(Data records)
•••

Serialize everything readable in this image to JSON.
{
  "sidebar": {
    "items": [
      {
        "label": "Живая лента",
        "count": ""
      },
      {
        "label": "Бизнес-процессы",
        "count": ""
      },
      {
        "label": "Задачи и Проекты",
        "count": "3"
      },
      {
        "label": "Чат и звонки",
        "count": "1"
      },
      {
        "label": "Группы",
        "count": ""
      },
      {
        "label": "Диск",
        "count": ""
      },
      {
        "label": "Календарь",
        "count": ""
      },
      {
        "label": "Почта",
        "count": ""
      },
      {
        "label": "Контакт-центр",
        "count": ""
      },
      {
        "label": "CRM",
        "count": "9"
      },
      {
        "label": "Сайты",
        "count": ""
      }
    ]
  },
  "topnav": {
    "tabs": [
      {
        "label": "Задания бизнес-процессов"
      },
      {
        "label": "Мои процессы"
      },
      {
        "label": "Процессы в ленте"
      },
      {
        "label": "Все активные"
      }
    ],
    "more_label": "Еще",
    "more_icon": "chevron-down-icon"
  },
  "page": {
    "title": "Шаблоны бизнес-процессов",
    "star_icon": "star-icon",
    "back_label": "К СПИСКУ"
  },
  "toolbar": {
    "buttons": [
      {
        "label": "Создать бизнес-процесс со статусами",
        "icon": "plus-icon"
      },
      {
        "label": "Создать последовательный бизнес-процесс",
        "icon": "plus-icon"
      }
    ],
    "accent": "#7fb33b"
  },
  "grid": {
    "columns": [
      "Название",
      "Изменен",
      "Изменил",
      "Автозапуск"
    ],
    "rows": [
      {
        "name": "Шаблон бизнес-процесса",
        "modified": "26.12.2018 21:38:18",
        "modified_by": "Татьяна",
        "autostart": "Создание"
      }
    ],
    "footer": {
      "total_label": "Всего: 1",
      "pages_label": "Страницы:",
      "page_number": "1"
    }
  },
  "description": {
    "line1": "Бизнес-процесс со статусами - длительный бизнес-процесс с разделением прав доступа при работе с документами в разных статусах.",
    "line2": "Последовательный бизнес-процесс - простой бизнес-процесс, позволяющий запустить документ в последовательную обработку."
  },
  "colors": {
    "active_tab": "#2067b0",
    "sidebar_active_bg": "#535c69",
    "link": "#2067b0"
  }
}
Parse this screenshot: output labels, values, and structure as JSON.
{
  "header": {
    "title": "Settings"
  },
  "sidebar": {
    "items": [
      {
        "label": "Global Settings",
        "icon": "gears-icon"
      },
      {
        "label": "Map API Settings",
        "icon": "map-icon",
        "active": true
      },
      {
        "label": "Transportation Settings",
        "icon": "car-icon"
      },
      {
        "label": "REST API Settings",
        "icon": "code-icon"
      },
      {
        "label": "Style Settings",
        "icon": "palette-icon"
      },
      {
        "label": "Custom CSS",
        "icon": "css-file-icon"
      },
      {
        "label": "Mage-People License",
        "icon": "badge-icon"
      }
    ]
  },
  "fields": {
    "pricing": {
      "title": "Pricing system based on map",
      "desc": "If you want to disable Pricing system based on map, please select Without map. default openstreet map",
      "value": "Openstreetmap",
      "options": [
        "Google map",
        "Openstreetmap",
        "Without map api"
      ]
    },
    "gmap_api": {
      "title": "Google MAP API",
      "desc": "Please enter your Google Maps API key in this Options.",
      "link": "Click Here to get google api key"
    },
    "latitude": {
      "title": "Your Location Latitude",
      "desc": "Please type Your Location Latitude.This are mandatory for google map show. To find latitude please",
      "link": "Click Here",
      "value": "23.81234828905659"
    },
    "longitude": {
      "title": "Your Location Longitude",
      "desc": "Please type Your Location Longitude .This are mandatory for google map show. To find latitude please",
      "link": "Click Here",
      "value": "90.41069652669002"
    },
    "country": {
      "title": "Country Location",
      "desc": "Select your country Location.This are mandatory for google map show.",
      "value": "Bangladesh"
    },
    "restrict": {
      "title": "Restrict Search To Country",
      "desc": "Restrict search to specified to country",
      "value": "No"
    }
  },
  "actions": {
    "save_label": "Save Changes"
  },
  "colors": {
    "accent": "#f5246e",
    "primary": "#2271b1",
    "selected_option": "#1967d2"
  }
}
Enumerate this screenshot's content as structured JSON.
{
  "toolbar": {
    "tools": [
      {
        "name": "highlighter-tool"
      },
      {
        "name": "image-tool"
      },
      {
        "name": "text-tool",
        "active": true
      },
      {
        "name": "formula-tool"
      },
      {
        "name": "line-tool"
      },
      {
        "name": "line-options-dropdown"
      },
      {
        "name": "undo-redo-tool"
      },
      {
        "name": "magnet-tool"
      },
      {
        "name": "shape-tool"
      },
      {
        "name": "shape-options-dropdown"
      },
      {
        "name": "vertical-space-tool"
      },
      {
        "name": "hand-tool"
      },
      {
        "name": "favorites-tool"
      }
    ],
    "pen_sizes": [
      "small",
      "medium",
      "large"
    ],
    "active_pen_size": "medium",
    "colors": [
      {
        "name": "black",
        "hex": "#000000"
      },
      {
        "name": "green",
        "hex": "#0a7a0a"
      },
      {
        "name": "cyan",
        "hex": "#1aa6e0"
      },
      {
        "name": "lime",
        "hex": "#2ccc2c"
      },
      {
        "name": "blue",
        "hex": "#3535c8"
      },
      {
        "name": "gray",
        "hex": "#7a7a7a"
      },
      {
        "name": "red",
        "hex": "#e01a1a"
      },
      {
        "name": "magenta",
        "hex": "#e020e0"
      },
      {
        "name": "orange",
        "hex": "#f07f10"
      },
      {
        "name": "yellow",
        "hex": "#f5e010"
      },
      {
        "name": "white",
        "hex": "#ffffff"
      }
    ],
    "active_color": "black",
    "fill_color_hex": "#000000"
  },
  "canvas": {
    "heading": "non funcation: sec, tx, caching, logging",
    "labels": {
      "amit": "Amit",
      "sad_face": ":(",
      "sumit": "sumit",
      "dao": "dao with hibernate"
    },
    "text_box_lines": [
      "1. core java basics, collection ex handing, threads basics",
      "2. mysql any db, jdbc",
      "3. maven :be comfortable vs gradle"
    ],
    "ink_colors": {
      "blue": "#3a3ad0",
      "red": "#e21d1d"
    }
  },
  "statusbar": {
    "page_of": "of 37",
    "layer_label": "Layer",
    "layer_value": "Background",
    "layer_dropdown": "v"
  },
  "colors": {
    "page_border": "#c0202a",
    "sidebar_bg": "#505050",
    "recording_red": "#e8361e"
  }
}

•••

[Task details]
Find the word "title" and list each line it appears in.

[Correct result]
    "title": "Шаблоны бизнес-процессов",
    "title": "Settings"
      "title": "Pricing system based on map",
      "title": "Google MAP API",
      "title": "Your Location Latitude",
      "title": "Your Location Longitude",
      "title": "Country Location",
      "title": "Restrict Search To Country",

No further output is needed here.